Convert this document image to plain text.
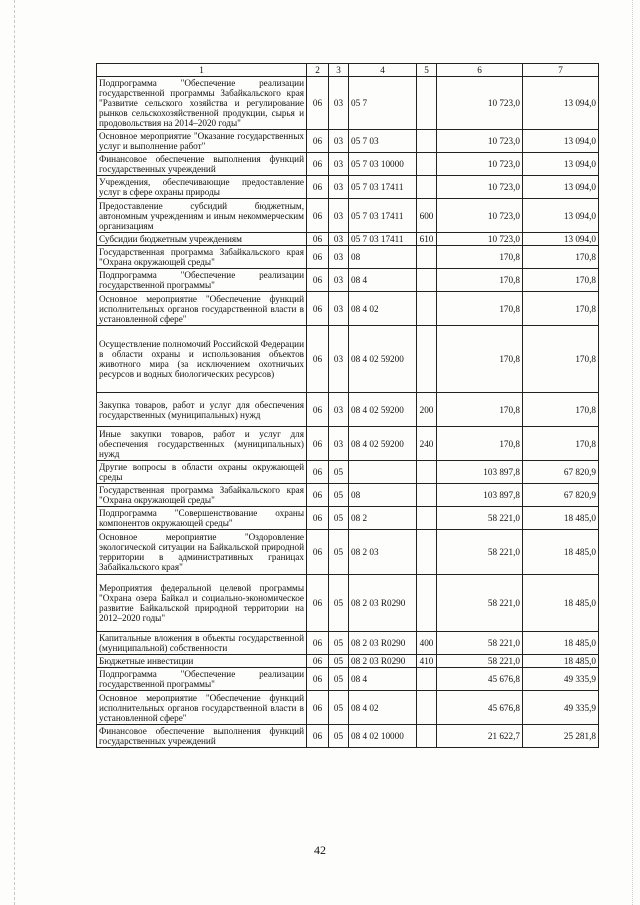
1	2	3	4	5	6	7
Подпрограмма "Обеспечение реализации государственной программы Забайкальского края "Развитие сельского хозяйства и регулирование рынков сельскохозяйственной продукции, сырья и продовольствия на 2014–2020 годы"	06	03	05 7		10 723,0	13 094,0
Основное мероприятие "Оказание государственных услуг и выполнение работ"	06	03	05 7 03		10 723,0	13 094,0
Финансовое обеспечение выполнения функций государственных учреждений	06	03	05 7 03 10000		10 723,0	13 094,0
Учреждения, обеспечивающие предоставление услуг в сфере охраны природы	06	03	05 7 03 17411		10 723,0	13 094,0
Предоставление субсидий бюджетным, автономным учреждениям и иным некоммерческим организациям	06	03	05 7 03 17411	600	10 723,0	13 094,0
Субсидии бюджетным учреждениям	06	03	05 7 03 17411	610	10 723,0	13 094,0
Государственная программа Забайкальского края "Охрана окружающей среды"	06	03	08		170,8	170,8
Подпрограмма "Обеспечение реализации государственной программы"	06	03	08 4		170,8	170,8
Основное мероприятие "Обеспечение функций исполнительных органов государственной власти в установленной сфере"	06	03	08 4 02		170,8	170,8
Осуществление полномочий Российской Федерации в области охраны и использования объектов животного мира (за исключением охотничьих ресурсов и водных биологических ресурсов)	06	03	08 4 02 59200		170,8	170,8
Закупка товаров, работ и услуг для обеспечения государственных (муниципальных) нужд	06	03	08 4 02 59200	200	170,8	170,8
Иные закупки товаров, работ и услуг для обеспечения государственных (муниципальных) нужд	06	03	08 4 02 59200	240	170,8	170,8
Другие вопросы в области охраны окружающей среды	06	05			103 897,8	67 820,9
Государственная программа Забайкальского края "Охрана окружающей среды"	06	05	08		103 897,8	67 820,9
Подпрограмма "Совершенствование охраны компонентов окружающей среды"	06	05	08 2		58 221,0	18 485,0
Основное мероприятие "Оздоровление экологической ситуации на Байкальской природной территории в административных границах Забайкальского края"	06	05	08 2 03		58 221,0	18 485,0
Мероприятия федеральной целевой программы "Охрана озера Байкал и социально-экономическое развитие Байкальской природной территории на 2012–2020 годы"	06	05	08 2 03 R0290		58 221,0	18 485,0
Капитальные вложения в объекты государственной (муниципальной) собственности	06	05	08 2 03 R0290	400	58 221,0	18 485,0
Бюджетные инвестиции	06	05	08 2 03 R0290	410	58 221,0	18 485,0
Подпрограмма "Обеспечение реализации государственной программы"	06	05	08 4		45 676,8	49 335,9
Основное мероприятие "Обеспечение функций исполнительных органов государственной власти в установленной сфере"	06	05	08 4 02		45 676,8	49 335,9
Финансовое обеспечение выполнения функций государственных учреждений	06	05	08 4 02 10000		21 622,7	25 281,8
42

→ **YOUR OBJECTIVE**: Leave out every picture and copy the rest of the records exactly.

→ **WRITTEN SOLUTION**:
Convert this document image to plain text.
1	2	3	4	5	6	7
Подпрограмма "Обеспечение реализации государственной программы Забайкальского края "Развитие сельского хозяйства и регулирование рынков сельскохозяйственной продукции, сырья и продовольствия на 2014–2020 годы"	06	03	05 7		10 723,0	13 094,0
Основное мероприятие "Оказание государственных услуг и выполнение работ"	06	03	05 7 03		10 723,0	13 094,0
Финансовое обеспечение выполнения функций государственных учреждений	06	03	05 7 03 10000		10 723,0	13 094,0
Учреждения, обеспечивающие предоставление услуг в сфере охраны природы	06	03	05 7 03 17411		10 723,0	13 094,0
Предоставление субсидий бюджетным, автономным учреждениям и иным некоммерческим организациям	06	03	05 7 03 17411	600	10 723,0	13 094,0
Субсидии бюджетным учреждениям	06	03	05 7 03 17411	610	10 723,0	13 094,0
Государственная программа Забайкальского края "Охрана окружающей среды"	06	03	08		170,8	170,8
Подпрограмма "Обеспечение реализации государственной программы"	06	03	08 4		170,8	170,8
Основное мероприятие "Обеспечение функций исполнительных органов государственной власти в установленной сфере"	06	03	08 4 02		170,8	170,8
Осуществление полномочий Российской Федерации в области охраны и использования объектов животного мира (за исключением охотничьих ресурсов и водных биологических ресурсов)	06	03	08 4 02 59200		170,8	170,8
Закупка товаров, работ и услуг для обеспечения государственных (муниципальных) нужд	06	03	08 4 02 59200	200	170,8	170,8
Иные закупки товаров, работ и услуг для обеспечения государственных (муниципальных) нужд	06	03	08 4 02 59200	240	170,8	170,8
Другие вопросы в области охраны окружающей среды	06	05			103 897,8	67 820,9
Государственная программа Забайкальского края "Охрана окружающей среды"	06	05	08		103 897,8	67 820,9
Подпрограмма "Совершенствование охраны компонентов окружающей среды"	06	05	08 2		58 221,0	18 485,0
Основное мероприятие "Оздоровление экологической ситуации на Байкальской природной территории в административных границах Забайкальского края"	06	05	08 2 03		58 221,0	18 485,0
Мероприятия федеральной целевой программы "Охрана озера Байкал и социально-экономическое развитие Байкальской природной территории на 2012–2020 годы"	06	05	08 2 03 R0290		58 221,0	18 485,0
Капитальные вложения в объекты государственной (муниципальной) собственности	06	05	08 2 03 R0290	400	58 221,0	18 485,0
Бюджетные инвестиции	06	05	08 2 03 R0290	410	58 221,0	18 485,0
Подпрограмма "Обеспечение реализации государственной программы"	06	05	08 4		45 676,8	49 335,9
Основное мероприятие "Обеспечение функций исполнительных органов государственной власти в установленной сфере"	06	05	08 4 02		45 676,8	49 335,9
Финансовое обеспечение выполнения функций государственных учреждений	06	05	08 4 02 10000		21 622,7	25 281,8
42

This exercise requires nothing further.